● Task: Every record should be repeated exactly, except that pictures are left out.

:: Dataset records ::

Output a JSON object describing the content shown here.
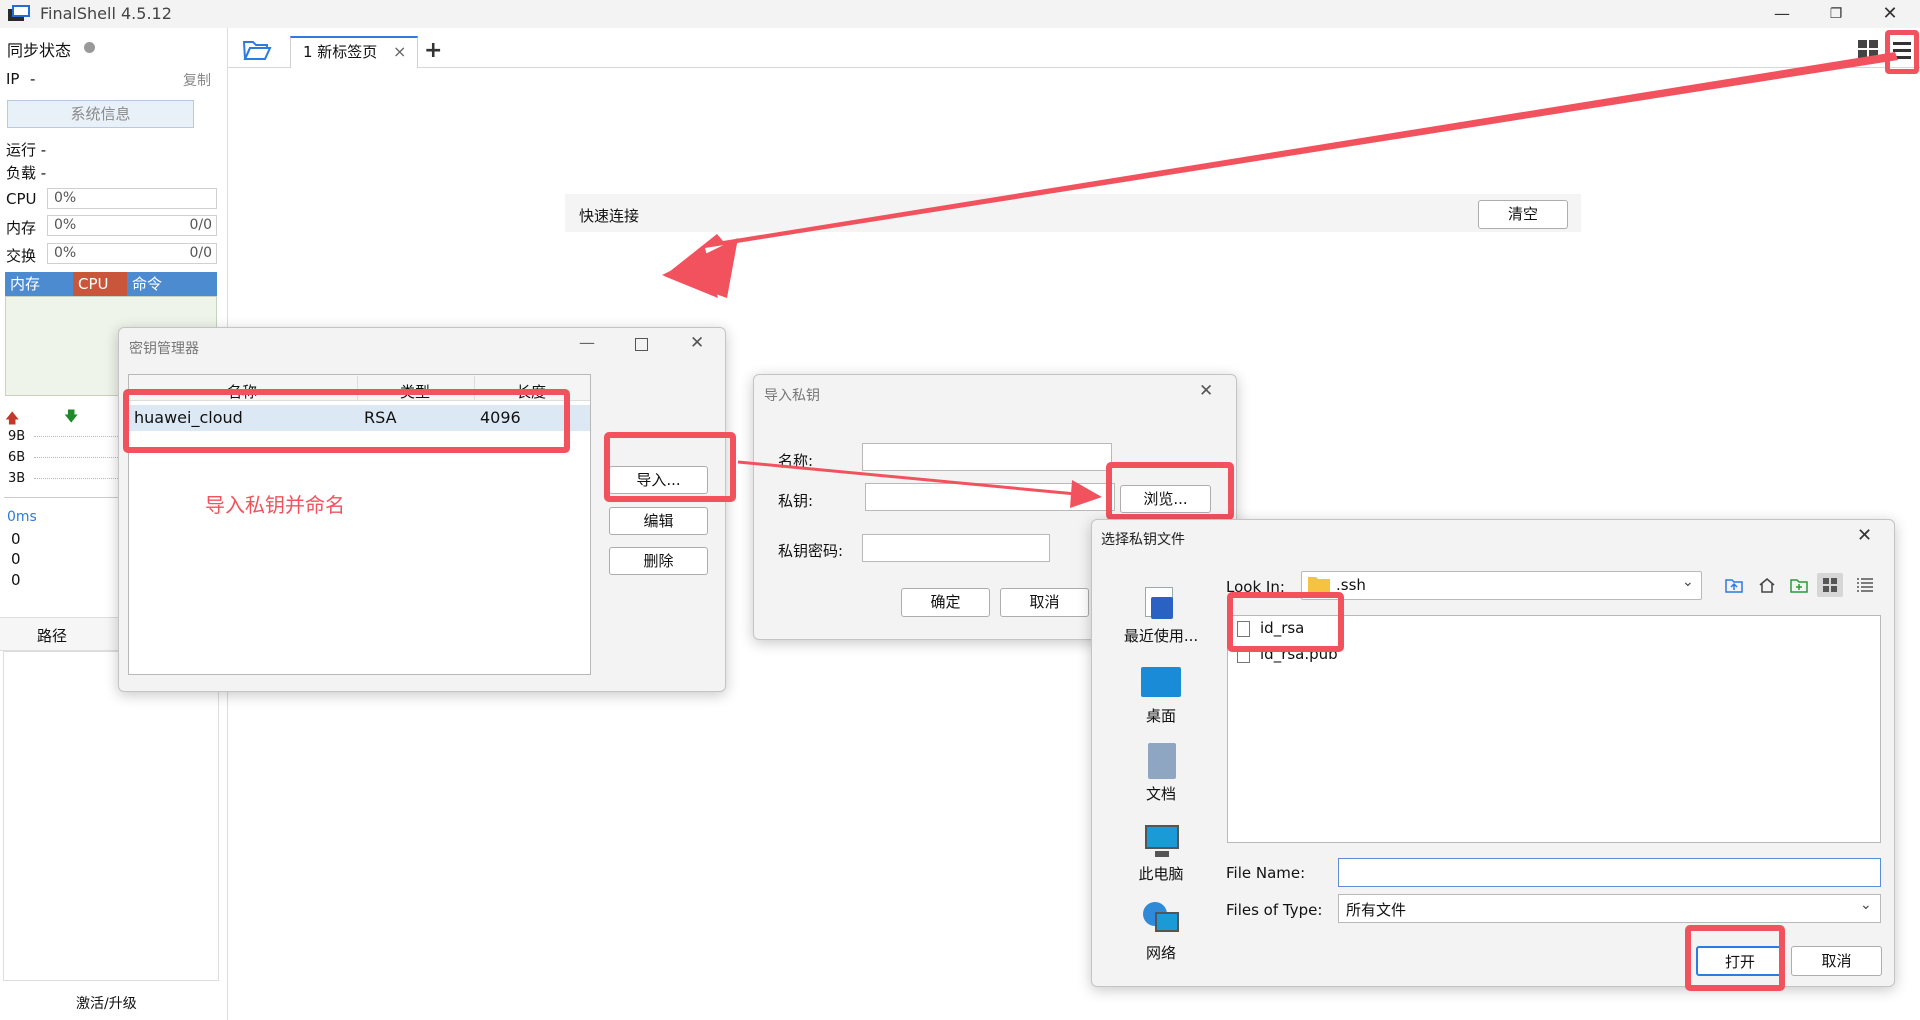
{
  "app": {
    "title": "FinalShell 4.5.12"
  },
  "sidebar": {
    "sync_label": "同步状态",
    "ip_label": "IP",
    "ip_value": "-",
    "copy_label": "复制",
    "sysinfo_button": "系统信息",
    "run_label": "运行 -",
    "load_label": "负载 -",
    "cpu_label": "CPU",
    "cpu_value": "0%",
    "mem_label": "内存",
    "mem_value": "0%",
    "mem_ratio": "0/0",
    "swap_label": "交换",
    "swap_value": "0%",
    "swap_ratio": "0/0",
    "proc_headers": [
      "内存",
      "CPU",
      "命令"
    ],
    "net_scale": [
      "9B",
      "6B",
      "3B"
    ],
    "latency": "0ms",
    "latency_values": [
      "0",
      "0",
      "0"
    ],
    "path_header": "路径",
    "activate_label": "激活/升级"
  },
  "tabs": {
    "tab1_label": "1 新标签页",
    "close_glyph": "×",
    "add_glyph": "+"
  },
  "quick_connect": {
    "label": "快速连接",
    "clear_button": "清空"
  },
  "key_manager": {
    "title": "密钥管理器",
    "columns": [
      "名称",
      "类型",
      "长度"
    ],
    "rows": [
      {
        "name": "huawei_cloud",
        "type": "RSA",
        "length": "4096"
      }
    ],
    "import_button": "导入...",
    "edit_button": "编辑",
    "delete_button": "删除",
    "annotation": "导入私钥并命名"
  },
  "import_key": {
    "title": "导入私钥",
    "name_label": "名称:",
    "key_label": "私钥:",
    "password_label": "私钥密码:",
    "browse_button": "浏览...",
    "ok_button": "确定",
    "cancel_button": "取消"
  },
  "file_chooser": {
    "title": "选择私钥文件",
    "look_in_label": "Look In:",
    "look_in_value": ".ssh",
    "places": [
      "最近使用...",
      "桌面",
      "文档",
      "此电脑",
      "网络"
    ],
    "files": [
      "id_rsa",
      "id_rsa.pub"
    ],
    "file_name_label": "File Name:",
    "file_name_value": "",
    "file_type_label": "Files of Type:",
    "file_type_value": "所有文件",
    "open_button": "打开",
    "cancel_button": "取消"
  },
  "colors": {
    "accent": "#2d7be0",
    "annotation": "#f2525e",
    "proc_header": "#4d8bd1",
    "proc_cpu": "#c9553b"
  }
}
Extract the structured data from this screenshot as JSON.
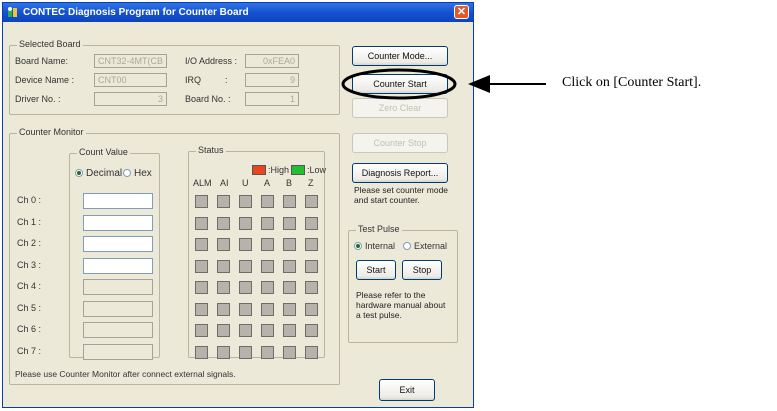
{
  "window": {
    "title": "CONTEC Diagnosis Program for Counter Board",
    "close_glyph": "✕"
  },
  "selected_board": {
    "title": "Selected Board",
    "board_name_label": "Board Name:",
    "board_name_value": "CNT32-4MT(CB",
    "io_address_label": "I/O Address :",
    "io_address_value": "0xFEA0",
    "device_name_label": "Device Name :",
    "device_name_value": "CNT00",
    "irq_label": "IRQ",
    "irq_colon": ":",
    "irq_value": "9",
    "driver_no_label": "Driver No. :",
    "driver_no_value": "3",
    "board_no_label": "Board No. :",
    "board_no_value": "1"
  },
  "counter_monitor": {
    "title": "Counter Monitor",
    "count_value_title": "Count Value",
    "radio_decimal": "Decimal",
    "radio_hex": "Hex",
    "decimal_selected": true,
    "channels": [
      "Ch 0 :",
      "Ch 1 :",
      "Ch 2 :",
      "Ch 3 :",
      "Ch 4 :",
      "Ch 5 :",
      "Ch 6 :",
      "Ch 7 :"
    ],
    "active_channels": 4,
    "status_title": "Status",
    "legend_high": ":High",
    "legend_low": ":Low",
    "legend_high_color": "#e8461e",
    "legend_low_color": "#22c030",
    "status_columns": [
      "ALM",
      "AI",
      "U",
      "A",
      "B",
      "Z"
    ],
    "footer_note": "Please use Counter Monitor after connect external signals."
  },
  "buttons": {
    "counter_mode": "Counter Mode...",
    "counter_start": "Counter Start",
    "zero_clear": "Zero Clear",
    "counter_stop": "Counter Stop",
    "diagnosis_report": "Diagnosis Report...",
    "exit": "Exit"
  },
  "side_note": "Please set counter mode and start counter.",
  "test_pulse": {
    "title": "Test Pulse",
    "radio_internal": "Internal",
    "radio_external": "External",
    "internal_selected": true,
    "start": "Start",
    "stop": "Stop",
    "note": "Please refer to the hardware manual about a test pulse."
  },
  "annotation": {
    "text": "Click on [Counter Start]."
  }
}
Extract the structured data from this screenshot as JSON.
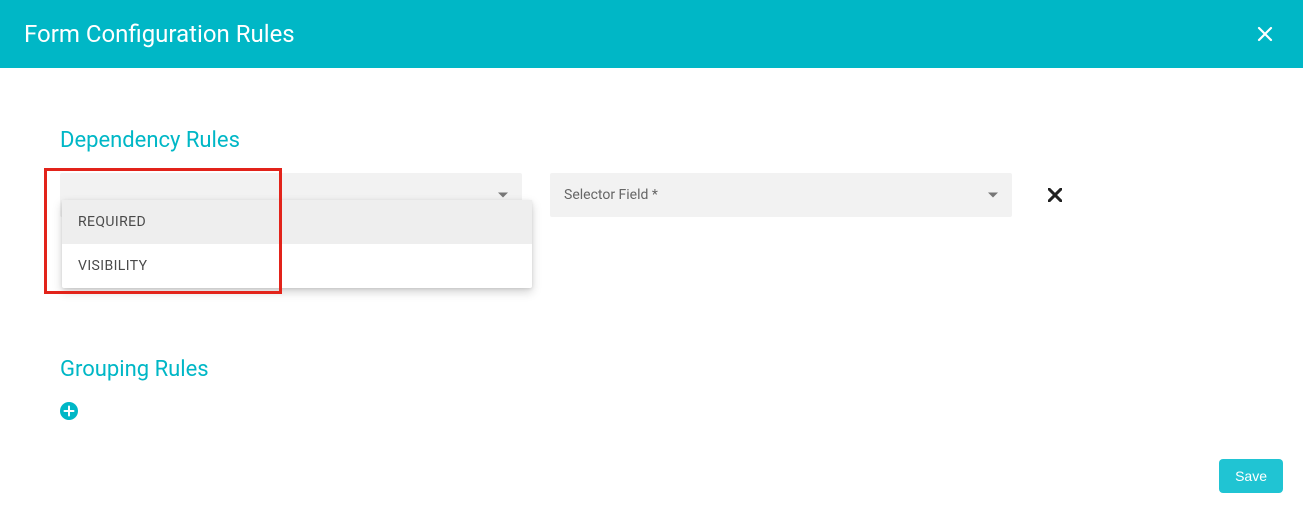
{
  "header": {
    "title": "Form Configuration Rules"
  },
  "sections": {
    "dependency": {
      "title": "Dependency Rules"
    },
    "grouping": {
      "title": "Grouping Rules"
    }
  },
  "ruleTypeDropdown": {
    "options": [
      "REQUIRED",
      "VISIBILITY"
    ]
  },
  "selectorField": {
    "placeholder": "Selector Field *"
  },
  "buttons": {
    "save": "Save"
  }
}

:::

● Problem solution:
Output a JSON object describing the content shown here.
{
  "app": {
    "title": "FinalShell 4.5.12"
  },
  "sidebar": {
    "sync_label": "同步状态",
    "ip_label": "IP",
    "ip_value": "-",
    "copy_label": "复制",
    "sysinfo_button": "系统信息",
    "run_label": "运行 -",
    "load_label": "负载 -",
    "cpu_label": "CPU",
    "cpu_value": "0%",
    "mem_label": "内存",
    "mem_value": "0%",
    "mem_ratio": "0/0",
    "swap_label": "交换",
    "swap_value": "0%",
    "swap_ratio": "0/0",
    "proc_headers": [
      "内存",
      "CPU",
      "命令"
    ],
    "net_scale": [
      "9B",
      "6B",
      "3B"
    ],
    "latency": "0ms",
    "latency_values": [
      "0",
      "0",
      "0"
    ],
    "path_header": "路径",
    "activate_label": "激活/升级"
  },
  "tabs": {
    "tab1_label": "1 新标签页",
    "close_glyph": "×",
    "add_glyph": "+"
  },
  "quick_connect": {
    "label": "快速连接",
    "clear_button": "清空"
  },
  "key_manager": {
    "title": "密钥管理器",
    "columns": [
      "名称",
      "类型",
      "长度"
    ],
    "rows": [
      {
        "name": "huawei_cloud",
        "type": "RSA",
        "length": "4096"
      }
    ],
    "import_button": "导入...",
    "edit_button": "编辑",
    "delete_button": "删除",
    "annotation": "导入私钥并命名"
  },
  "import_key": {
    "title": "导入私钥",
    "name_label": "名称:",
    "key_label": "私钥:",
    "password_label": "私钥密码:",
    "browse_button": "浏览...",
    "ok_button": "确定",
    "cancel_button": "取消"
  },
  "file_chooser": {
    "title": "选择私钥文件",
    "look_in_label": "Look In:",
    "look_in_value": ".ssh",
    "places": [
      "最近使用...",
      "桌面",
      "文档",
      "此电脑",
      "网络"
    ],
    "files": [
      "id_rsa",
      "id_rsa.pub"
    ],
    "file_name_label": "File Name:",
    "file_name_value": "",
    "file_type_label": "Files of Type:",
    "file_type_value": "所有文件",
    "open_button": "打开",
    "cancel_button": "取消"
  },
  "colors": {
    "accent": "#2d7be0",
    "annotation": "#f2525e",
    "proc_header": "#4d8bd1",
    "proc_cpu": "#c9553b"
  }
}
Extract the structured data from this screenshot as JSON.
{
  "window": {
    "title": "CONTEC Diagnosis Program for Counter Board",
    "close_glyph": "✕"
  },
  "selected_board": {
    "title": "Selected Board",
    "board_name_label": "Board Name:",
    "board_name_value": "CNT32-4MT(CB",
    "io_address_label": "I/O Address :",
    "io_address_value": "0xFEA0",
    "device_name_label": "Device Name :",
    "device_name_value": "CNT00",
    "irq_label": "IRQ",
    "irq_colon": ":",
    "irq_value": "9",
    "driver_no_label": "Driver No. :",
    "driver_no_value": "3",
    "board_no_label": "Board No. :",
    "board_no_value": "1"
  },
  "counter_monitor": {
    "title": "Counter Monitor",
    "count_value_title": "Count Value",
    "radio_decimal": "Decimal",
    "radio_hex": "Hex",
    "decimal_selected": true,
    "channels": [
      "Ch 0 :",
      "Ch 1 :",
      "Ch 2 :",
      "Ch 3 :",
      "Ch 4 :",
      "Ch 5 :",
      "Ch 6 :",
      "Ch 7 :"
    ],
    "active_channels": 4,
    "status_title": "Status",
    "legend_high": ":High",
    "legend_low": ":Low",
    "legend_high_color": "#e8461e",
    "legend_low_color": "#22c030",
    "status_columns": [
      "ALM",
      "AI",
      "U",
      "A",
      "B",
      "Z"
    ],
    "footer_note": "Please use Counter Monitor after connect external signals."
  },
  "buttons": {
    "counter_mode": "Counter Mode...",
    "counter_start": "Counter Start",
    "zero_clear": "Zero Clear",
    "counter_stop": "Counter Stop",
    "diagnosis_report": "Diagnosis Report...",
    "exit": "Exit"
  },
  "side_note": "Please set counter mode and start counter.",
  "test_pulse": {
    "title": "Test Pulse",
    "radio_internal": "Internal",
    "radio_external": "External",
    "internal_selected": true,
    "start": "Start",
    "stop": "Stop",
    "note": "Please refer to the hardware manual about a test pulse."
  },
  "annotation": {
    "text": "Click on [Counter Start]."
  }
}
Extract the structured data from this screenshot as JSON.
{
  "header": {
    "title": "Form Configuration Rules"
  },
  "sections": {
    "dependency": {
      "title": "Dependency Rules"
    },
    "grouping": {
      "title": "Grouping Rules"
    }
  },
  "ruleTypeDropdown": {
    "options": [
      "REQUIRED",
      "VISIBILITY"
    ]
  },
  "selectorField": {
    "placeholder": "Selector Field *"
  },
  "buttons": {
    "save": "Save"
  }
}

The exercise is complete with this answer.